**Record set:**
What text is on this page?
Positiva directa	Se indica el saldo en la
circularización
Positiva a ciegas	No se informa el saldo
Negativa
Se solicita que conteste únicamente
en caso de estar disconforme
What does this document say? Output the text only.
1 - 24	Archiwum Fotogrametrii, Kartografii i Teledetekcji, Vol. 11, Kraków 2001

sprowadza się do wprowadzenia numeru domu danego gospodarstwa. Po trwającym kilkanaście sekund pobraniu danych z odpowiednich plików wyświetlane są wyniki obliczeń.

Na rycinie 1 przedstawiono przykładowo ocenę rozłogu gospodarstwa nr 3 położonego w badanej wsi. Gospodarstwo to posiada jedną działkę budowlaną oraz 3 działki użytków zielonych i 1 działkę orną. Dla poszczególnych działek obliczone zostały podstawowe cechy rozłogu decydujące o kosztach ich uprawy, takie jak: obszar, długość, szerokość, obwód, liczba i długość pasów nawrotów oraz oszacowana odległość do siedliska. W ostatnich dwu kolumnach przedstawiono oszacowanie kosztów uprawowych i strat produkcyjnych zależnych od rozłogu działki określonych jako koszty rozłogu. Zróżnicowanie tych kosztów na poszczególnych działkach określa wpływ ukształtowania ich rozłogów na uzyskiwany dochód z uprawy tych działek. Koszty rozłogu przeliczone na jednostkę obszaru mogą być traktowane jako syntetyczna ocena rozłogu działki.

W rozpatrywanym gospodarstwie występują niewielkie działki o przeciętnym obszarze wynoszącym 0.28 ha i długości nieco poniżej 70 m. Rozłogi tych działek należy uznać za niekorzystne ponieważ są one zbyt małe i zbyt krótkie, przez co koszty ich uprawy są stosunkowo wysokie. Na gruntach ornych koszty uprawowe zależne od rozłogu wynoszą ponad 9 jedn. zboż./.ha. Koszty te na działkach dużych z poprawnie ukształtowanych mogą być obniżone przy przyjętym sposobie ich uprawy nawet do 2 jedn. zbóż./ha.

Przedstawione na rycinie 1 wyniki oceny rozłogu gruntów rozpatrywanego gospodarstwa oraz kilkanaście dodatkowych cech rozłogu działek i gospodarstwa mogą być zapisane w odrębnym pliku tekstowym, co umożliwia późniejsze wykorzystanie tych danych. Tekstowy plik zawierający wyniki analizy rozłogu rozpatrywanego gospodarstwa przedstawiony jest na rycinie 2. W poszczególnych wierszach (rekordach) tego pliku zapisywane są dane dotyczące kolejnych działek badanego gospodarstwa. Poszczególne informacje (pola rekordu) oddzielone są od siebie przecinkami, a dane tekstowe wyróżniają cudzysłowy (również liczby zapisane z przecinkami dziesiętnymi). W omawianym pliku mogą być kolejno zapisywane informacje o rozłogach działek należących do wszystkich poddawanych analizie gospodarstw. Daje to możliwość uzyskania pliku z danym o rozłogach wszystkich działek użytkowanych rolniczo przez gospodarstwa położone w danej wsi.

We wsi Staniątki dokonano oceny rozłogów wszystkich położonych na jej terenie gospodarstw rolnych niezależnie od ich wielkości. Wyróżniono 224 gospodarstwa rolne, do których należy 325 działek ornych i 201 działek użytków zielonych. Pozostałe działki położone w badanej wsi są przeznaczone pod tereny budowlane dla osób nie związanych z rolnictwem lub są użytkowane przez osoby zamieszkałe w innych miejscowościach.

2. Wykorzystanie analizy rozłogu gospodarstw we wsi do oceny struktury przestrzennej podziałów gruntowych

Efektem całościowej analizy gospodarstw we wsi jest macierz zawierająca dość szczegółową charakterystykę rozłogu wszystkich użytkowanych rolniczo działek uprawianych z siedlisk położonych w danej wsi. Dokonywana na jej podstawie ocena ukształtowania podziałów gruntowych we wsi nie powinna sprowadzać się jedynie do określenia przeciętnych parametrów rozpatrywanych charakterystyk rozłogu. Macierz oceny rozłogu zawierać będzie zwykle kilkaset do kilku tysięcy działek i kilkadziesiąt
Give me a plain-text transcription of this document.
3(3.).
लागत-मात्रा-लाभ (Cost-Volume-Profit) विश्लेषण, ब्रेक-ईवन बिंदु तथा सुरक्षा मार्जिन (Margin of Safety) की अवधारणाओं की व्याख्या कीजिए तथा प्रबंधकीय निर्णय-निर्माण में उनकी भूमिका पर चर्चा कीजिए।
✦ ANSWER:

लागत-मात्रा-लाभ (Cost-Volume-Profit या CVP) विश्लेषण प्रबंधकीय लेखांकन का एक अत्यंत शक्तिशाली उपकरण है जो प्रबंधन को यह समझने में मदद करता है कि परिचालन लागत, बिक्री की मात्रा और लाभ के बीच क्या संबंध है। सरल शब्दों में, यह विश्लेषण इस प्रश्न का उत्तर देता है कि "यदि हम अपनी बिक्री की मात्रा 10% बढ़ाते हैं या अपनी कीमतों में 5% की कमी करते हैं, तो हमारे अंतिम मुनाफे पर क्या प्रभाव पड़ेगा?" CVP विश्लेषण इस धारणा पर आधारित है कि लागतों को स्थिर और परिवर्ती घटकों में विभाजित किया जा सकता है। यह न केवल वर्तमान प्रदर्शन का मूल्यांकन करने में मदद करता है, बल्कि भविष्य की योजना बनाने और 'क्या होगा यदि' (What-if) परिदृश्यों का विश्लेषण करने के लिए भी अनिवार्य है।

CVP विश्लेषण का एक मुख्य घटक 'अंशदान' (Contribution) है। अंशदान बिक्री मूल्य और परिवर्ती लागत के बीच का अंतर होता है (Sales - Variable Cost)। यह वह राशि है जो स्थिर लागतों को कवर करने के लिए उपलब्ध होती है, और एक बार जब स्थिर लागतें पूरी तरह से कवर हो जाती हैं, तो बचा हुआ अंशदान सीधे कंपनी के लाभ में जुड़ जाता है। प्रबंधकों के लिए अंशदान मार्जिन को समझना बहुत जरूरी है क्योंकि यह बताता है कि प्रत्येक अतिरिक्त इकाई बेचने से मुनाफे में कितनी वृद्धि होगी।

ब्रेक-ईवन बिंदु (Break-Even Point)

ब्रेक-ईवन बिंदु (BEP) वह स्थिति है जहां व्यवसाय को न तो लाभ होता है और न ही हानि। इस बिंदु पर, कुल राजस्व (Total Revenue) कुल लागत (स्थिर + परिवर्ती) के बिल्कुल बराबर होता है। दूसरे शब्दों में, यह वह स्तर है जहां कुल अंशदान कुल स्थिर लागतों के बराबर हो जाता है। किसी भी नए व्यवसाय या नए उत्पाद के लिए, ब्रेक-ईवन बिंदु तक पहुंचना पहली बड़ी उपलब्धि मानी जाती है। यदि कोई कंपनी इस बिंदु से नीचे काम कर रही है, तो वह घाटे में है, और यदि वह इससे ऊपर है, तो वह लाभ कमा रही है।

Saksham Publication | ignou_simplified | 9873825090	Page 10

**Aim:**
Reproduce every line above without error.

**Written answer:**
What text is on this page?
Positiva directa	Se indica el saldo en la
circularización
Positiva a ciegas	No se informa el saldo
Negativa
Se solicita que conteste únicamente
en caso de estar disconforme
What does this document say? Output the text only.
1 - 24	Archiwum Fotogrametrii, Kartografii i Teledetekcji, Vol. 11, Kraków 2001

sprowadza się do wprowadzenia numeru domu danego gospodarstwa. Po trwającym kilkanaście sekund pobraniu danych z odpowiednich plików wyświetlane są wyniki obliczeń.

Na rycinie 1 przedstawiono przykładowo ocenę rozłogu gospodarstwa nr 3 położonego w badanej wsi. Gospodarstwo to posiada jedną działkę budowlaną oraz 3 działki użytków zielonych i 1 działkę orną. Dla poszczególnych działek obliczone zostały podstawowe cechy rozłogu decydujące o kosztach ich uprawy, takie jak: obszar, długość, szerokość, obwód, liczba i długość pasów nawrotów oraz oszacowana odległość do siedliska. W ostatnich dwu kolumnach przedstawiono oszacowanie kosztów uprawowych i strat produkcyjnych zależnych od rozłogu działki określonych jako koszty rozłogu. Zróżnicowanie tych kosztów na poszczególnych działkach określa wpływ ukształtowania ich rozłogów na uzyskiwany dochód z uprawy tych działek. Koszty rozłogu przeliczone na jednostkę obszaru mogą być traktowane jako syntetyczna ocena rozłogu działki.

W rozpatrywanym gospodarstwie występują niewielkie działki o przeciętnym obszarze wynoszącym 0.28 ha i długości nieco poniżej 70 m. Rozłogi tych działek należy uznać za niekorzystne ponieważ są one zbyt małe i zbyt krótkie, przez co koszty ich uprawy są stosunkowo wysokie. Na gruntach ornych koszty uprawowe zależne od rozłogu wynoszą ponad 9 jedn. zboż./.ha. Koszty te na działkach dużych z poprawnie ukształtowanych mogą być obniżone przy przyjętym sposobie ich uprawy nawet do 2 jedn. zbóż./ha.

Przedstawione na rycinie 1 wyniki oceny rozłogu gruntów rozpatrywanego gospodarstwa oraz kilkanaście dodatkowych cech rozłogu działek i gospodarstwa mogą być zapisane w odrębnym pliku tekstowym, co umożliwia późniejsze wykorzystanie tych danych. Tekstowy plik zawierający wyniki analizy rozłogu rozpatrywanego gospodarstwa przedstawiony jest na rycinie 2. W poszczególnych wierszach (rekordach) tego pliku zapisywane są dane dotyczące kolejnych działek badanego gospodarstwa. Poszczególne informacje (pola rekordu) oddzielone są od siebie przecinkami, a dane tekstowe wyróżniają cudzysłowy (również liczby zapisane z przecinkami dziesiętnymi). W omawianym pliku mogą być kolejno zapisywane informacje o rozłogach działek należących do wszystkich poddawanych analizie gospodarstw. Daje to możliwość uzyskania pliku z danym o rozłogach wszystkich działek użytkowanych rolniczo przez gospodarstwa położone w danej wsi.

We wsi Staniątki dokonano oceny rozłogów wszystkich położonych na jej terenie gospodarstw rolnych niezależnie od ich wielkości. Wyróżniono 224 gospodarstwa rolne, do których należy 325 działek ornych i 201 działek użytków zielonych. Pozostałe działki położone w badanej wsi są przeznaczone pod tereny budowlane dla osób nie związanych z rolnictwem lub są użytkowane przez osoby zamieszkałe w innych miejscowościach.

2. Wykorzystanie analizy rozłogu gospodarstw we wsi do oceny struktury przestrzennej podziałów gruntowych

Efektem całościowej analizy gospodarstw we wsi jest macierz zawierająca dość szczegółową charakterystykę rozłogu wszystkich użytkowanych rolniczo działek uprawianych z siedlisk położonych w danej wsi. Dokonywana na jej podstawie ocena ukształtowania podziałów gruntowych we wsi nie powinna sprowadzać się jedynie do określenia przeciętnych parametrów rozpatrywanych charakterystyk rozłogu. Macierz oceny rozłogu zawierać będzie zwykle kilkaset do kilku tysięcy działek i kilkadziesiąt
Give me a plain-text transcription of this document.
3(3.).
लागत-मात्रा-लाभ (Cost-Volume-Profit) विश्लेषण, ब्रेक-ईवन बिंदु तथा सुरक्षा मार्जिन (Margin of Safety) की अवधारणाओं की व्याख्या कीजिए तथा प्रबंधकीय निर्णय-निर्माण में उनकी भूमिका पर चर्चा कीजिए।
✦ ANSWER:

लागत-मात्रा-लाभ (Cost-Volume-Profit या CVP) विश्लेषण प्रबंधकीय लेखांकन का एक अत्यंत शक्तिशाली उपकरण है जो प्रबंधन को यह समझने में मदद करता है कि परिचालन लागत, बिक्री की मात्रा और लाभ के बीच क्या संबंध है। सरल शब्दों में, यह विश्लेषण इस प्रश्न का उत्तर देता है कि "यदि हम अपनी बिक्री की मात्रा 10% बढ़ाते हैं या अपनी कीमतों में 5% की कमी करते हैं, तो हमारे अंतिम मुनाफे पर क्या प्रभाव पड़ेगा?" CVP विश्लेषण इस धारणा पर आधारित है कि लागतों को स्थिर और परिवर्ती घटकों में विभाजित किया जा सकता है। यह न केवल वर्तमान प्रदर्शन का मूल्यांकन करने में मदद करता है, बल्कि भविष्य की योजना बनाने और 'क्या होगा यदि' (What-if) परिदृश्यों का विश्लेषण करने के लिए भी अनिवार्य है।

CVP विश्लेषण का एक मुख्य घटक 'अंशदान' (Contribution) है। अंशदान बिक्री मूल्य और परिवर्ती लागत के बीच का अंतर होता है (Sales - Variable Cost)। यह वह राशि है जो स्थिर लागतों को कवर करने के लिए उपलब्ध होती है, और एक बार जब स्थिर लागतें पूरी तरह से कवर हो जाती हैं, तो बचा हुआ अंशदान सीधे कंपनी के लाभ में जुड़ जाता है। प्रबंधकों के लिए अंशदान मार्जिन को समझना बहुत जरूरी है क्योंकि यह बताता है कि प्रत्येक अतिरिक्त इकाई बेचने से मुनाफे में कितनी वृद्धि होगी।

ब्रेक-ईवन बिंदु (Break-Even Point)

ब्रेक-ईवन बिंदु (BEP) वह स्थिति है जहां व्यवसाय को न तो लाभ होता है और न ही हानि। इस बिंदु पर, कुल राजस्व (Total Revenue) कुल लागत (स्थिर + परिवर्ती) के बिल्कुल बराबर होता है। दूसरे शब्दों में, यह वह स्तर है जहां कुल अंशदान कुल स्थिर लागतों के बराबर हो जाता है। किसी भी नए व्यवसाय या नए उत्पाद के लिए, ब्रेक-ईवन बिंदु तक पहुंचना पहली बड़ी उपलब्धि मानी जाती है। यदि कोई कंपनी इस बिंदु से नीचे काम कर रही है, तो वह घाटे में है, और यदि वह इससे ऊपर है, तो वह लाभ कमा रही है।

Saksham Publication | ignou_simplified | 9873825090	Page 10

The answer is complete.